## Stated problem
Output the full listing word for word.

# START OF Recorded data

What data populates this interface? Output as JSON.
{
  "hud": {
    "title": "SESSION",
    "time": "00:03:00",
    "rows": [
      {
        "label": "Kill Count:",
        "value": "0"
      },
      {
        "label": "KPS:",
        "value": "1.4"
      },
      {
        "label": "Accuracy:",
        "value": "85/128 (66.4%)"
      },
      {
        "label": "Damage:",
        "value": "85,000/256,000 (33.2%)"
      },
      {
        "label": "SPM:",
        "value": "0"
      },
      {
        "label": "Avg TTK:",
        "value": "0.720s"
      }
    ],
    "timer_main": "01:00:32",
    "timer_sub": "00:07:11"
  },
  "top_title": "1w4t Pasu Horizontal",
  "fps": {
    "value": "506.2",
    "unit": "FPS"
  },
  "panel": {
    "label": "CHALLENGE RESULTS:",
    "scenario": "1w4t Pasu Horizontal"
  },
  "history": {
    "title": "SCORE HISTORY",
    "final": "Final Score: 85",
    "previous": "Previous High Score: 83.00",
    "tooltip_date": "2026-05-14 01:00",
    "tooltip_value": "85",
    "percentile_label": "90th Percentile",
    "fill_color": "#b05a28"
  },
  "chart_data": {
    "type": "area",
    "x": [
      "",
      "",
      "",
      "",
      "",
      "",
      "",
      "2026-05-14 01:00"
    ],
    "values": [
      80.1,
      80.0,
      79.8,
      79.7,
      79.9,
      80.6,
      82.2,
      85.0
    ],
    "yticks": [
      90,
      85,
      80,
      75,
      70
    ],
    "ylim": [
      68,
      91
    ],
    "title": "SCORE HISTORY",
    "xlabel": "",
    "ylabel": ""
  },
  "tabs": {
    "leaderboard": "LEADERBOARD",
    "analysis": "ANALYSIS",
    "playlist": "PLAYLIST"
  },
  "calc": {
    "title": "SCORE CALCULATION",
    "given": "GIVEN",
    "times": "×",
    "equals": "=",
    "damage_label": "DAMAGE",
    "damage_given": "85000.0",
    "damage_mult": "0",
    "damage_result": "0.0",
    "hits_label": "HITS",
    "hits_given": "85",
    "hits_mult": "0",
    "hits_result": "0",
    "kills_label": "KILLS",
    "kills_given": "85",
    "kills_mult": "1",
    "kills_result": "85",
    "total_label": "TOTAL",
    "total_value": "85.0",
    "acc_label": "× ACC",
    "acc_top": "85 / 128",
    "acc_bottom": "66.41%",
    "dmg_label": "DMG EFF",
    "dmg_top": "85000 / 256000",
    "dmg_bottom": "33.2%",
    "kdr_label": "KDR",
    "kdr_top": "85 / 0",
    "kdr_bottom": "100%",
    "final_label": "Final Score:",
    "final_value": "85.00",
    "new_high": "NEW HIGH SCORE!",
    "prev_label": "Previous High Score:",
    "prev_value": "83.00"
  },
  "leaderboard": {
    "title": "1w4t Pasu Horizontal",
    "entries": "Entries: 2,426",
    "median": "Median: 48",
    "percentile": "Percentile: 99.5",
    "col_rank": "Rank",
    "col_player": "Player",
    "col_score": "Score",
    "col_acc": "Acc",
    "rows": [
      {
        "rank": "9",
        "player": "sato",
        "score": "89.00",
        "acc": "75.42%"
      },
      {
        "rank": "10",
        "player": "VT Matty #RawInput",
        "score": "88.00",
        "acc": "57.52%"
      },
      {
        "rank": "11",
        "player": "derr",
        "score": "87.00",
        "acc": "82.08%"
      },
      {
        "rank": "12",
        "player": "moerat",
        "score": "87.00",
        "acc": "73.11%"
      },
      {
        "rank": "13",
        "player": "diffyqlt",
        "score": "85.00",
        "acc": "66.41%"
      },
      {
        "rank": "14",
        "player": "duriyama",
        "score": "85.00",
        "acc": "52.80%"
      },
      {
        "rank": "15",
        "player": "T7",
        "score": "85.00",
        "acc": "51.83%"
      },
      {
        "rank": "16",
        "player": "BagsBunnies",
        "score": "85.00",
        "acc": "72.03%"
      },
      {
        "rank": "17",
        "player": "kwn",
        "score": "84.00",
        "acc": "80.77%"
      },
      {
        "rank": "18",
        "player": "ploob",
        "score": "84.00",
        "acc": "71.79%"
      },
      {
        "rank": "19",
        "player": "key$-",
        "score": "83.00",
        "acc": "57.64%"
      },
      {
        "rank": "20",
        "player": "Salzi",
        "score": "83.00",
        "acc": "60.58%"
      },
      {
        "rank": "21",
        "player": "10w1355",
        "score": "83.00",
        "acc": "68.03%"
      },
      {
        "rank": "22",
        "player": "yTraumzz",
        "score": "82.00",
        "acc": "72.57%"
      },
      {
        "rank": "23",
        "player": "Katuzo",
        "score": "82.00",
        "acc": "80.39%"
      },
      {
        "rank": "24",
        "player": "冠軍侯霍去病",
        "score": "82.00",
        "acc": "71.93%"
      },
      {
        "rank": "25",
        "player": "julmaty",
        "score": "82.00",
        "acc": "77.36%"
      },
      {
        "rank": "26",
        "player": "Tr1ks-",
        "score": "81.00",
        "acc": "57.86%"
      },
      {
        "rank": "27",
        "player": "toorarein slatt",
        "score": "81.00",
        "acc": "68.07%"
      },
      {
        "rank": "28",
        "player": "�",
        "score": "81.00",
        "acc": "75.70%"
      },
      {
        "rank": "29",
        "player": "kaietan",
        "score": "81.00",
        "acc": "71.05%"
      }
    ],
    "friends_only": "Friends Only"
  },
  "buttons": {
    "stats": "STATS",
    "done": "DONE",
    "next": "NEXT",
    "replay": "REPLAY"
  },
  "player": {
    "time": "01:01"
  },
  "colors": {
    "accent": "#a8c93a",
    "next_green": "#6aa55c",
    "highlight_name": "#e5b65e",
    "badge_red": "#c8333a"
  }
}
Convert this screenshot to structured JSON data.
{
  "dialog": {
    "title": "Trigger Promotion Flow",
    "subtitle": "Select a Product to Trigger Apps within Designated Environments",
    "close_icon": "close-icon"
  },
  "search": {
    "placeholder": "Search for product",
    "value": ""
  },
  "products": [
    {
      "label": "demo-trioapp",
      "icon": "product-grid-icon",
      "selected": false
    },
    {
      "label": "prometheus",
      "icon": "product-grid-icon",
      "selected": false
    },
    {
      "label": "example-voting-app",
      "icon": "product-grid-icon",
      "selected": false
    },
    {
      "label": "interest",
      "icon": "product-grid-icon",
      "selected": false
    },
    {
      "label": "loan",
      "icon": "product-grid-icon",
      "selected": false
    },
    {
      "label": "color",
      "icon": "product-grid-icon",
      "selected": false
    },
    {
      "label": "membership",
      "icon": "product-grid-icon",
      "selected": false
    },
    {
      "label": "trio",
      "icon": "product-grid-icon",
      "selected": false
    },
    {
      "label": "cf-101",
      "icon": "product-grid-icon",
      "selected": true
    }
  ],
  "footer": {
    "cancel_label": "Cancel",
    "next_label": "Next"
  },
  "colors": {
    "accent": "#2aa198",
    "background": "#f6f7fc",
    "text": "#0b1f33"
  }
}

# END OF Recorded data

## Result below
What data populates this interface? Output as JSON.
{
  "hud": {
    "title": "SESSION",
    "time": "00:03:00",
    "rows": [
      {
        "label": "Kill Count:",
        "value": "0"
      },
      {
        "label": "KPS:",
        "value": "1.4"
      },
      {
        "label": "Accuracy:",
        "value": "85/128 (66.4%)"
      },
      {
        "label": "Damage:",
        "value": "85,000/256,000 (33.2%)"
      },
      {
        "label": "SPM:",
        "value": "0"
      },
      {
        "label": "Avg TTK:",
        "value": "0.720s"
      }
    ],
    "timer_main": "01:00:32",
    "timer_sub": "00:07:11"
  },
  "top_title": "1w4t Pasu Horizontal",
  "fps": {
    "value": "506.2",
    "unit": "FPS"
  },
  "panel": {
    "label": "CHALLENGE RESULTS:",
    "scenario": "1w4t Pasu Horizontal"
  },
  "history": {
    "title": "SCORE HISTORY",
    "final": "Final Score: 85",
    "previous": "Previous High Score: 83.00",
    "tooltip_date": "2026-05-14 01:00",
    "tooltip_value": "85",
    "percentile_label": "90th Percentile",
    "fill_color": "#b05a28"
  },
  "chart_data": {
    "type": "area",
    "x": [
      "",
      "",
      "",
      "",
      "",
      "",
      "",
      "2026-05-14 01:00"
    ],
    "values": [
      80.1,
      80.0,
      79.8,
      79.7,
      79.9,
      80.6,
      82.2,
      85.0
    ],
    "yticks": [
      90,
      85,
      80,
      75,
      70
    ],
    "ylim": [
      68,
      91
    ],
    "title": "SCORE HISTORY",
    "xlabel": "",
    "ylabel": ""
  },
  "tabs": {
    "leaderboard": "LEADERBOARD",
    "analysis": "ANALYSIS",
    "playlist": "PLAYLIST"
  },
  "calc": {
    "title": "SCORE CALCULATION",
    "given": "GIVEN",
    "times": "×",
    "equals": "=",
    "damage_label": "DAMAGE",
    "damage_given": "85000.0",
    "damage_mult": "0",
    "damage_result": "0.0",
    "hits_label": "HITS",
    "hits_given": "85",
    "hits_mult": "0",
    "hits_result": "0",
    "kills_label": "KILLS",
    "kills_given": "85",
    "kills_mult": "1",
    "kills_result": "85",
    "total_label": "TOTAL",
    "total_value": "85.0",
    "acc_label": "× ACC",
    "acc_top": "85 / 128",
    "acc_bottom": "66.41%",
    "dmg_label": "DMG EFF",
    "dmg_top": "85000 / 256000",
    "dmg_bottom": "33.2%",
    "kdr_label": "KDR",
    "kdr_top": "85 / 0",
    "kdr_bottom": "100%",
    "final_label": "Final Score:",
    "final_value": "85.00",
    "new_high": "NEW HIGH SCORE!",
    "prev_label": "Previous High Score:",
    "prev_value": "83.00"
  },
  "leaderboard": {
    "title": "1w4t Pasu Horizontal",
    "entries": "Entries: 2,426",
    "median": "Median: 48",
    "percentile": "Percentile: 99.5",
    "col_rank": "Rank",
    "col_player": "Player",
    "col_score": "Score",
    "col_acc": "Acc",
    "rows": [
      {
        "rank": "9",
        "player": "sato",
        "score": "89.00",
        "acc": "75.42%"
      },
      {
        "rank": "10",
        "player": "VT Matty #RawInput",
        "score": "88.00",
        "acc": "57.52%"
      },
      {
        "rank": "11",
        "player": "derr",
        "score": "87.00",
        "acc": "82.08%"
      },
      {
        "rank": "12",
        "player": "moerat",
        "score": "87.00",
        "acc": "73.11%"
      },
      {
        "rank": "13",
        "player": "diffyqlt",
        "score": "85.00",
        "acc": "66.41%"
      },
      {
        "rank": "14",
        "player": "duriyama",
        "score": "85.00",
        "acc": "52.80%"
      },
      {
        "rank": "15",
        "player": "T7",
        "score": "85.00",
        "acc": "51.83%"
      },
      {
        "rank": "16",
        "player": "BagsBunnies",
        "score": "85.00",
        "acc": "72.03%"
      },
      {
        "rank": "17",
        "player": "kwn",
        "score": "84.00",
        "acc": "80.77%"
      },
      {
        "rank": "18",
        "player": "ploob",
        "score": "84.00",
        "acc": "71.79%"
      },
      {
        "rank": "19",
        "player": "key$-",
        "score": "83.00",
        "acc": "57.64%"
      },
      {
        "rank": "20",
        "player": "Salzi",
        "score": "83.00",
        "acc": "60.58%"
      },
      {
        "rank": "21",
        "player": "10w1355",
        "score": "83.00",
        "acc": "68.03%"
      },
      {
        "rank": "22",
        "player": "yTraumzz",
        "score": "82.00",
        "acc": "72.57%"
      },
      {
        "rank": "23",
        "player": "Katuzo",
        "score": "82.00",
        "acc": "80.39%"
      },
      {
        "rank": "24",
        "player": "冠軍侯霍去病",
        "score": "82.00",
        "acc": "71.93%"
      },
      {
        "rank": "25",
        "player": "julmaty",
        "score": "82.00",
        "acc": "77.36%"
      },
      {
        "rank": "26",
        "player": "Tr1ks-",
        "score": "81.00",
        "acc": "57.86%"
      },
      {
        "rank": "27",
        "player": "toorarein slatt",
        "score": "81.00",
        "acc": "68.07%"
      },
      {
        "rank": "28",
        "player": "�",
        "score": "81.00",
        "acc": "75.70%"
      },
      {
        "rank": "29",
        "player": "kaietan",
        "score": "81.00",
        "acc": "71.05%"
      }
    ],
    "friends_only": "Friends Only"
  },
  "buttons": {
    "stats": "STATS",
    "done": "DONE",
    "next": "NEXT",
    "replay": "REPLAY"
  },
  "player": {
    "time": "01:01"
  },
  "colors": {
    "accent": "#a8c93a",
    "next_green": "#6aa55c",
    "highlight_name": "#e5b65e",
    "badge_red": "#c8333a"
  }
}
Convert this screenshot to structured JSON data.
{
  "dialog": {
    "title": "Trigger Promotion Flow",
    "subtitle": "Select a Product to Trigger Apps within Designated Environments",
    "close_icon": "close-icon"
  },
  "search": {
    "placeholder": "Search for product",
    "value": ""
  },
  "products": [
    {
      "label": "demo-trioapp",
      "icon": "product-grid-icon",
      "selected": false
    },
    {
      "label": "prometheus",
      "icon": "product-grid-icon",
      "selected": false
    },
    {
      "label": "example-voting-app",
      "icon": "product-grid-icon",
      "selected": false
    },
    {
      "label": "interest",
      "icon": "product-grid-icon",
      "selected": false
    },
    {
      "label": "loan",
      "icon": "product-grid-icon",
      "selected": false
    },
    {
      "label": "color",
      "icon": "product-grid-icon",
      "selected": false
    },
    {
      "label": "membership",
      "icon": "product-grid-icon",
      "selected": false
    },
    {
      "label": "trio",
      "icon": "product-grid-icon",
      "selected": false
    },
    {
      "label": "cf-101",
      "icon": "product-grid-icon",
      "selected": true
    }
  ],
  "footer": {
    "cancel_label": "Cancel",
    "next_label": "Next"
  },
  "colors": {
    "accent": "#2aa198",
    "background": "#f6f7fc",
    "text": "#0b1f33"
  }
}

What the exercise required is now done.